• **Exercise prompt**:
Produce the listing below again, exactly as shown.

──────────────────────────────

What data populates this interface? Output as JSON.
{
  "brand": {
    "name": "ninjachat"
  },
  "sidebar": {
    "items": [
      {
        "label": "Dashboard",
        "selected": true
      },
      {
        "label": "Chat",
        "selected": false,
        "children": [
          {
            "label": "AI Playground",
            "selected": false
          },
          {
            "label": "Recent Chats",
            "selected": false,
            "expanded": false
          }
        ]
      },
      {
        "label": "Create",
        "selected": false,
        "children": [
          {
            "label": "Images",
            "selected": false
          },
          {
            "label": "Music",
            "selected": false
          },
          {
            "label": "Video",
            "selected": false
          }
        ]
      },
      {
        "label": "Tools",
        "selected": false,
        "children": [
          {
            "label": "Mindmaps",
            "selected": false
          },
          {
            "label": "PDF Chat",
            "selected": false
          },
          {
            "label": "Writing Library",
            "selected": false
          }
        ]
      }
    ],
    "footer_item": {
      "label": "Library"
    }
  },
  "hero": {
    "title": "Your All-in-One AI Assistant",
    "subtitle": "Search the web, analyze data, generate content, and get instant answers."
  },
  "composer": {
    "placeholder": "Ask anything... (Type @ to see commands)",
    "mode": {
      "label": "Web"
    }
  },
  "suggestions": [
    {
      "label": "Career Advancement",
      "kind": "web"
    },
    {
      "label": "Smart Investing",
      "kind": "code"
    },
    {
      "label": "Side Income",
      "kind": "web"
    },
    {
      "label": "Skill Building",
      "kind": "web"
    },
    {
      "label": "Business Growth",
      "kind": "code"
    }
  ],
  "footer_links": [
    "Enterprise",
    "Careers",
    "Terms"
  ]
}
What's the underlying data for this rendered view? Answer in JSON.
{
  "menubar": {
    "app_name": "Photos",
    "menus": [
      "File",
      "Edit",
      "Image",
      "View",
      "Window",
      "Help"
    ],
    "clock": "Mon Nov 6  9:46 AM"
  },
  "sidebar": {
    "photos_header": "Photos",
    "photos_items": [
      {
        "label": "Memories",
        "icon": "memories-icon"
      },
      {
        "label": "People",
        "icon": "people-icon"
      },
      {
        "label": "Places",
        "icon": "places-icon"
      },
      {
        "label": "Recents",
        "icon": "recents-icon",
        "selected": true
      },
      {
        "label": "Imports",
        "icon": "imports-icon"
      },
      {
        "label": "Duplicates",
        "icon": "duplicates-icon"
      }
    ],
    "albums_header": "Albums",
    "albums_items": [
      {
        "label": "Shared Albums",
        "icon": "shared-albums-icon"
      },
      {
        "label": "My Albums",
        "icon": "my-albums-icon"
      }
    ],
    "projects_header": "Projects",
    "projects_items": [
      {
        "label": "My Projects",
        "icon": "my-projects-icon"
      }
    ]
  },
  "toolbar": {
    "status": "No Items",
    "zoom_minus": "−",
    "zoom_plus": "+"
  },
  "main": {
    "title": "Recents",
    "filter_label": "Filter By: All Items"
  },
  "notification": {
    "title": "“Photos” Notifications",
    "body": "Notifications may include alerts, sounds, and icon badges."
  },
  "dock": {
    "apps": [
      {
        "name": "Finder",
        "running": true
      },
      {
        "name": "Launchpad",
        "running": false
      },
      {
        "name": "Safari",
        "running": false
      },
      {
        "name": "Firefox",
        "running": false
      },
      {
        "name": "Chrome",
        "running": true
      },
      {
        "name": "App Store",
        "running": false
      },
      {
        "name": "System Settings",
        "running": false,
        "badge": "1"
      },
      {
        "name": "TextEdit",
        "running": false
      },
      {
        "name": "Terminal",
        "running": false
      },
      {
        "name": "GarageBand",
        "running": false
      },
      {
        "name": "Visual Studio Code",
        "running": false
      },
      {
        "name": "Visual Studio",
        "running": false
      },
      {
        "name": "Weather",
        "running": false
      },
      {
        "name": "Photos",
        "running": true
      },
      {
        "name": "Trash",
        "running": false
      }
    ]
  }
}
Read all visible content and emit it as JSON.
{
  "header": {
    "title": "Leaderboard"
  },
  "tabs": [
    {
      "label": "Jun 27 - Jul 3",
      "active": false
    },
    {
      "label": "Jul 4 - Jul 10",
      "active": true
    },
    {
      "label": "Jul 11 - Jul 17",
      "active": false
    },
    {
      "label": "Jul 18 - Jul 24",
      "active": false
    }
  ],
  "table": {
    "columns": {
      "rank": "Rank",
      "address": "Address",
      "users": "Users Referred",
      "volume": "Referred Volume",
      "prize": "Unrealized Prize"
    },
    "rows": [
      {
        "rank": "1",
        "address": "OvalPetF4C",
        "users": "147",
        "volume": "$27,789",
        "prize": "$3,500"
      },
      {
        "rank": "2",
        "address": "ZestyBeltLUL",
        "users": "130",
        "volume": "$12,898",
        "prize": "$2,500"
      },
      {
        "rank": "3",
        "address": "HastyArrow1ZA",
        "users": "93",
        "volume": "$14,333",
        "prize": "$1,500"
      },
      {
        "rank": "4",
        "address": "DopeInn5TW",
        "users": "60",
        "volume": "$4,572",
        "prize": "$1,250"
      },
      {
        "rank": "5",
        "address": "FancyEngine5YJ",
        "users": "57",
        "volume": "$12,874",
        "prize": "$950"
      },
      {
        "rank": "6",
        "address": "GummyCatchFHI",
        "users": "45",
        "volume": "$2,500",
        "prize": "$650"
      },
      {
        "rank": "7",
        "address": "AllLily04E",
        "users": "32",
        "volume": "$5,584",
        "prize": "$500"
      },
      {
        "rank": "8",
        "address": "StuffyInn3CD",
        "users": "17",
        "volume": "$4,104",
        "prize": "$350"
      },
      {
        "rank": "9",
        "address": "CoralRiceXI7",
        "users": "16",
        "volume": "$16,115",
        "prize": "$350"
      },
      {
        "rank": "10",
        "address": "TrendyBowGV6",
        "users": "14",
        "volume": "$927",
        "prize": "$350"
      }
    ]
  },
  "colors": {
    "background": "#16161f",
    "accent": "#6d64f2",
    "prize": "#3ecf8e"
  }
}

──────────────────────────────

• **Exercise output**:
What data populates this interface? Output as JSON.
{
  "brand": {
    "name": "ninjachat"
  },
  "sidebar": {
    "items": [
      {
        "label": "Dashboard",
        "selected": true
      },
      {
        "label": "Chat",
        "selected": false,
        "children": [
          {
            "label": "AI Playground",
            "selected": false
          },
          {
            "label": "Recent Chats",
            "selected": false,
            "expanded": false
          }
        ]
      },
      {
        "label": "Create",
        "selected": false,
        "children": [
          {
            "label": "Images",
            "selected": false
          },
          {
            "label": "Music",
            "selected": false
          },
          {
            "label": "Video",
            "selected": false
          }
        ]
      },
      {
        "label": "Tools",
        "selected": false,
        "children": [
          {
            "label": "Mindmaps",
            "selected": false
          },
          {
            "label": "PDF Chat",
            "selected": false
          },
          {
            "label": "Writing Library",
            "selected": false
          }
        ]
      }
    ],
    "footer_item": {
      "label": "Library"
    }
  },
  "hero": {
    "title": "Your All-in-One AI Assistant",
    "subtitle": "Search the web, analyze data, generate content, and get instant answers."
  },
  "composer": {
    "placeholder": "Ask anything... (Type @ to see commands)",
    "mode": {
      "label": "Web"
    }
  },
  "suggestions": [
    {
      "label": "Career Advancement",
      "kind": "web"
    },
    {
      "label": "Smart Investing",
      "kind": "code"
    },
    {
      "label": "Side Income",
      "kind": "web"
    },
    {
      "label": "Skill Building",
      "kind": "web"
    },
    {
      "label": "Business Growth",
      "kind": "code"
    }
  ],
  "footer_links": [
    "Enterprise",
    "Careers",
    "Terms"
  ]
}
What's the underlying data for this rendered view? Answer in JSON.
{
  "menubar": {
    "app_name": "Photos",
    "menus": [
      "File",
      "Edit",
      "Image",
      "View",
      "Window",
      "Help"
    ],
    "clock": "Mon Nov 6  9:46 AM"
  },
  "sidebar": {
    "photos_header": "Photos",
    "photos_items": [
      {
        "label": "Memories",
        "icon": "memories-icon"
      },
      {
        "label": "People",
        "icon": "people-icon"
      },
      {
        "label": "Places",
        "icon": "places-icon"
      },
      {
        "label": "Recents",
        "icon": "recents-icon",
        "selected": true
      },
      {
        "label": "Imports",
        "icon": "imports-icon"
      },
      {
        "label": "Duplicates",
        "icon": "duplicates-icon"
      }
    ],
    "albums_header": "Albums",
    "albums_items": [
      {
        "label": "Shared Albums",
        "icon": "shared-albums-icon"
      },
      {
        "label": "My Albums",
        "icon": "my-albums-icon"
      }
    ],
    "projects_header": "Projects",
    "projects_items": [
      {
        "label": "My Projects",
        "icon": "my-projects-icon"
      }
    ]
  },
  "toolbar": {
    "status": "No Items",
    "zoom_minus": "−",
    "zoom_plus": "+"
  },
  "main": {
    "title": "Recents",
    "filter_label": "Filter By: All Items"
  },
  "notification": {
    "title": "“Photos” Notifications",
    "body": "Notifications may include alerts, sounds, and icon badges."
  },
  "dock": {
    "apps": [
      {
        "name": "Finder",
        "running": true
      },
      {
        "name": "Launchpad",
        "running": false
      },
      {
        "name": "Safari",
        "running": false
      },
      {
        "name": "Firefox",
        "running": false
      },
      {
        "name": "Chrome",
        "running": true
      },
      {
        "name": "App Store",
        "running": false
      },
      {
        "name": "System Settings",
        "running": false,
        "badge": "1"
      },
      {
        "name": "TextEdit",
        "running": false
      },
      {
        "name": "Terminal",
        "running": false
      },
      {
        "name": "GarageBand",
        "running": false
      },
      {
        "name": "Visual Studio Code",
        "running": false
      },
      {
        "name": "Visual Studio",
        "running": false
      },
      {
        "name": "Weather",
        "running": false
      },
      {
        "name": "Photos",
        "running": true
      },
      {
        "name": "Trash",
        "running": false
      }
    ]
  }
}
Read all visible content and emit it as JSON.
{
  "header": {
    "title": "Leaderboard"
  },
  "tabs": [
    {
      "label": "Jun 27 - Jul 3",
      "active": false
    },
    {
      "label": "Jul 4 - Jul 10",
      "active": true
    },
    {
      "label": "Jul 11 - Jul 17",
      "active": false
    },
    {
      "label": "Jul 18 - Jul 24",
      "active": false
    }
  ],
  "table": {
    "columns": {
      "rank": "Rank",
      "address": "Address",
      "users": "Users Referred",
      "volume": "Referred Volume",
      "prize": "Unrealized Prize"
    },
    "rows": [
      {
        "rank": "1",
        "address": "OvalPetF4C",
        "users": "147",
        "volume": "$27,789",
        "prize": "$3,500"
      },
      {
        "rank": "2",
        "address": "ZestyBeltLUL",
        "users": "130",
        "volume": "$12,898",
        "prize": "$2,500"
      },
      {
        "rank": "3",
        "address": "HastyArrow1ZA",
        "users": "93",
        "volume": "$14,333",
        "prize": "$1,500"
      },
      {
        "rank": "4",
        "address": "DopeInn5TW",
        "users": "60",
        "volume": "$4,572",
        "prize": "$1,250"
      },
      {
        "rank": "5",
        "address": "FancyEngine5YJ",
        "users": "57",
        "volume": "$12,874",
        "prize": "$950"
      },
      {
        "rank": "6",
        "address": "GummyCatchFHI",
        "users": "45",
        "volume": "$2,500",
        "prize": "$650"
      },
      {
        "rank": "7",
        "address": "AllLily04E",
        "users": "32",
        "volume": "$5,584",
        "prize": "$500"
      },
      {
        "rank": "8",
        "address": "StuffyInn3CD",
        "users": "17",
        "volume": "$4,104",
        "prize": "$350"
      },
      {
        "rank": "9",
        "address": "CoralRiceXI7",
        "users": "16",
        "volume": "$16,115",
        "prize": "$350"
      },
      {
        "rank": "10",
        "address": "TrendyBowGV6",
        "users": "14",
        "volume": "$927",
        "prize": "$350"
      }
    ]
  },
  "colors": {
    "background": "#16161f",
    "accent": "#6d64f2",
    "prize": "#3ecf8e"
  }
}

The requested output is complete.